• [Task directions] Copy the entries below word for word, from the first line down to and including the line that holds "bar-value-label-box bbox=[1675, 832, 1779, 868]".
─── Data provided ───
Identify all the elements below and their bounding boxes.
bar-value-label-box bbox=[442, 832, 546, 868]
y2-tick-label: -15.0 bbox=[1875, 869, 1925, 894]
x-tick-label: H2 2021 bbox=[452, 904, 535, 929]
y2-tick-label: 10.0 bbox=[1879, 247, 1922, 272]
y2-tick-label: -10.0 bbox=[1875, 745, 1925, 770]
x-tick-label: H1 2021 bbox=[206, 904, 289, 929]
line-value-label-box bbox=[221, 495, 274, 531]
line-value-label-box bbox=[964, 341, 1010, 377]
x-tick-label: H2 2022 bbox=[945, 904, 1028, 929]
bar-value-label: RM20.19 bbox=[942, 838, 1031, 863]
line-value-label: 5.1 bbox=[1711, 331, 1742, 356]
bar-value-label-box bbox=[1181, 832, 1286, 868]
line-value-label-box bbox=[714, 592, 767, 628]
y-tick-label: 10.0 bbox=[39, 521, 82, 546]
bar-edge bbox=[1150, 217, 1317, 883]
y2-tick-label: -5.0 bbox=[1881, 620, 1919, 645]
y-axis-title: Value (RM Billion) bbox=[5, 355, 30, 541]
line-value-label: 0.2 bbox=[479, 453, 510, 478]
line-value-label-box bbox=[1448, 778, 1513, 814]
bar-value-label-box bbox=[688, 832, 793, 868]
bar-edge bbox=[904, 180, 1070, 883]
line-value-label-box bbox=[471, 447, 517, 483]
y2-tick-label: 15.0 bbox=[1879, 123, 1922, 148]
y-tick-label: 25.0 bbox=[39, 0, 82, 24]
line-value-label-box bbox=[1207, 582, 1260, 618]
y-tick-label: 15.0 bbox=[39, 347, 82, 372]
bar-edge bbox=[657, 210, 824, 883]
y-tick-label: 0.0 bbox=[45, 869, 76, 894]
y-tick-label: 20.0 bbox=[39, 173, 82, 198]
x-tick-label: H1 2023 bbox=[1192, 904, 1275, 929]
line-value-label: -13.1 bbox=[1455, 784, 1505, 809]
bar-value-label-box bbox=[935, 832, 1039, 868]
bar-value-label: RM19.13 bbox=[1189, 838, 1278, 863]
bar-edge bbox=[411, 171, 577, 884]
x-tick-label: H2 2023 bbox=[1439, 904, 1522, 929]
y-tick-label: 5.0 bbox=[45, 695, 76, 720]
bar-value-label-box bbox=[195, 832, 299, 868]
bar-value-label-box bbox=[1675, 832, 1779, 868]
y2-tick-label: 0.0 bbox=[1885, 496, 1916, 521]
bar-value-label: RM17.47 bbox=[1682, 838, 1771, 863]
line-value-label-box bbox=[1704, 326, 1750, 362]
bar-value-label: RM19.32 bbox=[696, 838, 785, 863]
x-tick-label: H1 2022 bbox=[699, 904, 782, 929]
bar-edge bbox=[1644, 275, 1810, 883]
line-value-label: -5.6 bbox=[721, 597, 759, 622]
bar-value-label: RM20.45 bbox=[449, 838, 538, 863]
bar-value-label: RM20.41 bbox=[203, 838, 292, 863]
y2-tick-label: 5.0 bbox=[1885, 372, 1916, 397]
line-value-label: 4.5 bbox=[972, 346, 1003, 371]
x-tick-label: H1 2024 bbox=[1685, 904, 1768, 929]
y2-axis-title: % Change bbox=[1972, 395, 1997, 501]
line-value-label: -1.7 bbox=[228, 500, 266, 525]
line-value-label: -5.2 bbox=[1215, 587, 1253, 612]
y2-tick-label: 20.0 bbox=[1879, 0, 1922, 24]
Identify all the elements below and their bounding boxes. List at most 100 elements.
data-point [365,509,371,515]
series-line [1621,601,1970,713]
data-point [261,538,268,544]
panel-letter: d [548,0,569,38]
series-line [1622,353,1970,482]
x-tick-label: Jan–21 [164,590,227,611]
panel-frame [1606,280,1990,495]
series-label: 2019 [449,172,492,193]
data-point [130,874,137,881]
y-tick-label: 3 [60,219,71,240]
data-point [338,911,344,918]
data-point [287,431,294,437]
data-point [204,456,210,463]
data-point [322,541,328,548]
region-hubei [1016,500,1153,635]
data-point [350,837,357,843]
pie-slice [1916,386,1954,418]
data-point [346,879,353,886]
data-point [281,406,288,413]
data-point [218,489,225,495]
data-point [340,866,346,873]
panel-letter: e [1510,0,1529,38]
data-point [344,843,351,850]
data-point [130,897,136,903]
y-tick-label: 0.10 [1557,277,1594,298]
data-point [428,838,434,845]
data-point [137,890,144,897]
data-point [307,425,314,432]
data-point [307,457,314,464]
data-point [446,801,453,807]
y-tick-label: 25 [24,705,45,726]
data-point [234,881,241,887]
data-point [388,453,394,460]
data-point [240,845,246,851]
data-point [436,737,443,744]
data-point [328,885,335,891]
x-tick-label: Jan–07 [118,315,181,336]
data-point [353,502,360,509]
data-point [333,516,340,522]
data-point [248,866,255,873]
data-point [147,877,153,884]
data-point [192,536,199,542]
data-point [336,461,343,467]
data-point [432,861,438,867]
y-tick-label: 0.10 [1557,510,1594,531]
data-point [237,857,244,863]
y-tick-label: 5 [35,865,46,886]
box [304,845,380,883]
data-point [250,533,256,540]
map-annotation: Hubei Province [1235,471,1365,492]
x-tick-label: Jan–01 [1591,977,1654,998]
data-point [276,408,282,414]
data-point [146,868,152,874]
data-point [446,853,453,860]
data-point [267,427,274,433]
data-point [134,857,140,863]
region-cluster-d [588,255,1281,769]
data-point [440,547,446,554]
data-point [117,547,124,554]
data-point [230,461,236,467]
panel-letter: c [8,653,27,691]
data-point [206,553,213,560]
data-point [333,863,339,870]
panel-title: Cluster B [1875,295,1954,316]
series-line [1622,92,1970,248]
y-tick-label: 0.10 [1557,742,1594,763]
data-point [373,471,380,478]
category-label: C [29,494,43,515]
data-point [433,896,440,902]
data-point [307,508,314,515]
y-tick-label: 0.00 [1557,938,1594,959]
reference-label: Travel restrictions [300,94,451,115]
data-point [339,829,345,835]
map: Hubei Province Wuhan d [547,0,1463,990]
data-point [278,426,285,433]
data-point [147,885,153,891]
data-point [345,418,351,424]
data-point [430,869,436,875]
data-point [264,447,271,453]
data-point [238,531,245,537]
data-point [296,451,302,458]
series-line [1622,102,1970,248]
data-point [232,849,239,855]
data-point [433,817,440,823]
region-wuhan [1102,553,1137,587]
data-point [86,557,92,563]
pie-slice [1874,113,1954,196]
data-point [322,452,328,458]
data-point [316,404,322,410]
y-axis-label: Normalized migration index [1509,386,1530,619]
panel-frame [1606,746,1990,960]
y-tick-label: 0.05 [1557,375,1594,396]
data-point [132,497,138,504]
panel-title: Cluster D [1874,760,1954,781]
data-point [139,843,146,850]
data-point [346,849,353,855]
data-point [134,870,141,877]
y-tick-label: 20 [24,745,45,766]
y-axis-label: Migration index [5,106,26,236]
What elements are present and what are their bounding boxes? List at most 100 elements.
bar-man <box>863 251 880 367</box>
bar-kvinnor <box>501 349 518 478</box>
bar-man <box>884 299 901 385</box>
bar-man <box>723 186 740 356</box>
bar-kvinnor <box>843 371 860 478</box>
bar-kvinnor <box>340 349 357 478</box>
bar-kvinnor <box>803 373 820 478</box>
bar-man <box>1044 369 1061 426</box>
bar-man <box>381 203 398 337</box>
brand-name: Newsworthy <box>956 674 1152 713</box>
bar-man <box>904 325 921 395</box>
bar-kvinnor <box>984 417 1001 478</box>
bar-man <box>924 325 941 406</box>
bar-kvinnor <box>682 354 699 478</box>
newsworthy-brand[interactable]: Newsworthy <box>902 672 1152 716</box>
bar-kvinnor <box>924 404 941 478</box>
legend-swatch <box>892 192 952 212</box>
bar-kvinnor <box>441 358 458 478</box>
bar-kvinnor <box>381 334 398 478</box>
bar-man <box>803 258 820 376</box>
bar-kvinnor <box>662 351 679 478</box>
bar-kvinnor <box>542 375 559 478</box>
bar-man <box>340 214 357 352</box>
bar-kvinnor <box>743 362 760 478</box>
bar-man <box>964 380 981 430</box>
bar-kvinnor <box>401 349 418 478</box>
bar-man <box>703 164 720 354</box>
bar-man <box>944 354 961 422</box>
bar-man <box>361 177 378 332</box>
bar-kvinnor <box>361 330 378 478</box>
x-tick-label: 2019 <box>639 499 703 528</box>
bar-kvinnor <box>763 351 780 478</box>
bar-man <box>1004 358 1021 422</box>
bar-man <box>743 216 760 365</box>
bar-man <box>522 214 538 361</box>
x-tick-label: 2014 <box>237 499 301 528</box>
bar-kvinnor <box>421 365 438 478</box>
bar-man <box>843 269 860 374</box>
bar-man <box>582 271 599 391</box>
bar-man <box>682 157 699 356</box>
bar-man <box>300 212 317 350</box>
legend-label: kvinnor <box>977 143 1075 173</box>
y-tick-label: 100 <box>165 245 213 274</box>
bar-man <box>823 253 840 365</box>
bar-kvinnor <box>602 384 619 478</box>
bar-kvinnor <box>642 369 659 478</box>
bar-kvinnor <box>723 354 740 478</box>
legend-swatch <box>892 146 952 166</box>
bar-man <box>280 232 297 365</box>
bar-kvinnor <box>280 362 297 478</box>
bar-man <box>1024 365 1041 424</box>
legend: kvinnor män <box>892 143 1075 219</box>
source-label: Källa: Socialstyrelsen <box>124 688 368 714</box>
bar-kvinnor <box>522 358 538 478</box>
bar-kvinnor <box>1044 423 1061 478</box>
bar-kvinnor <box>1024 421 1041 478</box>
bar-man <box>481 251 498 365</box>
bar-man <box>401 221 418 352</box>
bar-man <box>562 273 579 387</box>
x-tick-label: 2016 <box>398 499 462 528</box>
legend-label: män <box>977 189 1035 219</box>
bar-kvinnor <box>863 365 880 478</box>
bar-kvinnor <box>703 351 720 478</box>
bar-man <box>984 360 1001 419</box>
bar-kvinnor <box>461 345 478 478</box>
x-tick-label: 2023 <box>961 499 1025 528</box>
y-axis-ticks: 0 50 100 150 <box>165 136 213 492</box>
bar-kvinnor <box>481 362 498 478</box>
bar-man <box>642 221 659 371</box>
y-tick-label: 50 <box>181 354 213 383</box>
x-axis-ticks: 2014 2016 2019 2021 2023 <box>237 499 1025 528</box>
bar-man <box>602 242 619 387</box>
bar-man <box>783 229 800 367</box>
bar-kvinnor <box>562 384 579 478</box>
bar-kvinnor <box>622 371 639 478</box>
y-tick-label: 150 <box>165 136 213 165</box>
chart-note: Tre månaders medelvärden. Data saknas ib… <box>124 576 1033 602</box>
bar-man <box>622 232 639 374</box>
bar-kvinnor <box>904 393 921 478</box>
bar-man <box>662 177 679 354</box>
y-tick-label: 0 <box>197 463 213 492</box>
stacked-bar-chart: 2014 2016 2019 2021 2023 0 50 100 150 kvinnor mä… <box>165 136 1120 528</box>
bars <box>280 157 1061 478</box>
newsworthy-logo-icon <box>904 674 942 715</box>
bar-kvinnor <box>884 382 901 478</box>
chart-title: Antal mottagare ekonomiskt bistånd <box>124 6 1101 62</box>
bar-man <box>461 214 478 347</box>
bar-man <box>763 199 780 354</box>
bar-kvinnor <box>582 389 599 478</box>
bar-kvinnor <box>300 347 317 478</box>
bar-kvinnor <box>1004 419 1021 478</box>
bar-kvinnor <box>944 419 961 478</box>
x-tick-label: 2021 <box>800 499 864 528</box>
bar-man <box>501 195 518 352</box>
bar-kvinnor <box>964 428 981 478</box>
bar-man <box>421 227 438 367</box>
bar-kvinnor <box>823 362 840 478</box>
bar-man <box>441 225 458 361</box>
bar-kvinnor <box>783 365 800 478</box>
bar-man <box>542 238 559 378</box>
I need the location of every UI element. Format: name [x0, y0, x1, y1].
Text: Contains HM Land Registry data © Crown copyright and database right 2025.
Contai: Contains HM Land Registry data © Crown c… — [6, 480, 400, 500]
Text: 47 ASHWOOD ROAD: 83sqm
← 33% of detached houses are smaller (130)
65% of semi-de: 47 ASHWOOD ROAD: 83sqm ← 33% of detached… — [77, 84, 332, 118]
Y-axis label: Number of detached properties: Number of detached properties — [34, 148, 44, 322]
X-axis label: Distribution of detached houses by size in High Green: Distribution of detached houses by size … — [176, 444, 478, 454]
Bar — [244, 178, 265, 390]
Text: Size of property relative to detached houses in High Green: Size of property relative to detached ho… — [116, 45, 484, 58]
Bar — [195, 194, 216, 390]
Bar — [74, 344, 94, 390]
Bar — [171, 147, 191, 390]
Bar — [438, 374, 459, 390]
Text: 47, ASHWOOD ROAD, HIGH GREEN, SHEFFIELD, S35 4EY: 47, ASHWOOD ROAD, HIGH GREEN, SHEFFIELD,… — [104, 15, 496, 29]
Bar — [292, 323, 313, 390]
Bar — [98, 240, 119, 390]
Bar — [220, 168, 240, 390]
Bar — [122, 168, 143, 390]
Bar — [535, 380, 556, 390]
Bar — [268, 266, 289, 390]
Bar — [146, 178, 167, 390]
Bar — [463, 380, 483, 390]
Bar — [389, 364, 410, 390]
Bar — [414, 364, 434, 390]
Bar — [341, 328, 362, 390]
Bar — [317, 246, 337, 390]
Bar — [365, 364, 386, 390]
───
• [Result below]
Identify all the elements below and their bounding boxes.
bar-value-label-box bbox=[442, 832, 546, 868]
y2-tick-label: -15.0 bbox=[1875, 869, 1925, 894]
x-tick-label: H2 2021 bbox=[452, 904, 535, 929]
y2-tick-label: 10.0 bbox=[1879, 247, 1922, 272]
y2-tick-label: -10.0 bbox=[1875, 745, 1925, 770]
x-tick-label: H1 2021 bbox=[206, 904, 289, 929]
line-value-label-box bbox=[221, 495, 274, 531]
line-value-label-box bbox=[964, 341, 1010, 377]
x-tick-label: H2 2022 bbox=[945, 904, 1028, 929]
bar-value-label: RM20.19 bbox=[942, 838, 1031, 863]
line-value-label: 5.1 bbox=[1711, 331, 1742, 356]
bar-value-label-box bbox=[1181, 832, 1286, 868]
line-value-label-box bbox=[714, 592, 767, 628]
y-tick-label: 10.0 bbox=[39, 521, 82, 546]
bar-edge bbox=[1150, 217, 1317, 883]
y2-tick-label: -5.0 bbox=[1881, 620, 1919, 645]
y-axis-title: Value (RM Billion) bbox=[5, 355, 30, 541]
line-value-label: 0.2 bbox=[479, 453, 510, 478]
line-value-label-box bbox=[1448, 778, 1513, 814]
bar-value-label-box bbox=[688, 832, 793, 868]
bar-edge bbox=[904, 180, 1070, 883]
line-value-label-box bbox=[471, 447, 517, 483]
y2-tick-label: 15.0 bbox=[1879, 123, 1922, 148]
y-tick-label: 25.0 bbox=[39, 0, 82, 24]
line-value-label-box bbox=[1207, 582, 1260, 618]
y-tick-label: 15.0 bbox=[39, 347, 82, 372]
bar-edge bbox=[657, 210, 824, 883]
y-tick-label: 0.0 bbox=[45, 869, 76, 894]
y-tick-label: 20.0 bbox=[39, 173, 82, 198]
x-tick-label: H1 2023 bbox=[1192, 904, 1275, 929]
line-value-label: -13.1 bbox=[1455, 784, 1505, 809]
bar-value-label-box bbox=[935, 832, 1039, 868]
bar-value-label: RM19.13 bbox=[1189, 838, 1278, 863]
bar-edge bbox=[411, 171, 577, 884]
x-tick-label: H2 2023 bbox=[1439, 904, 1522, 929]
y-tick-label: 5.0 bbox=[45, 695, 76, 720]
bar-value-label-box bbox=[195, 832, 299, 868]
bar-value-label-box bbox=[1675, 832, 1779, 868]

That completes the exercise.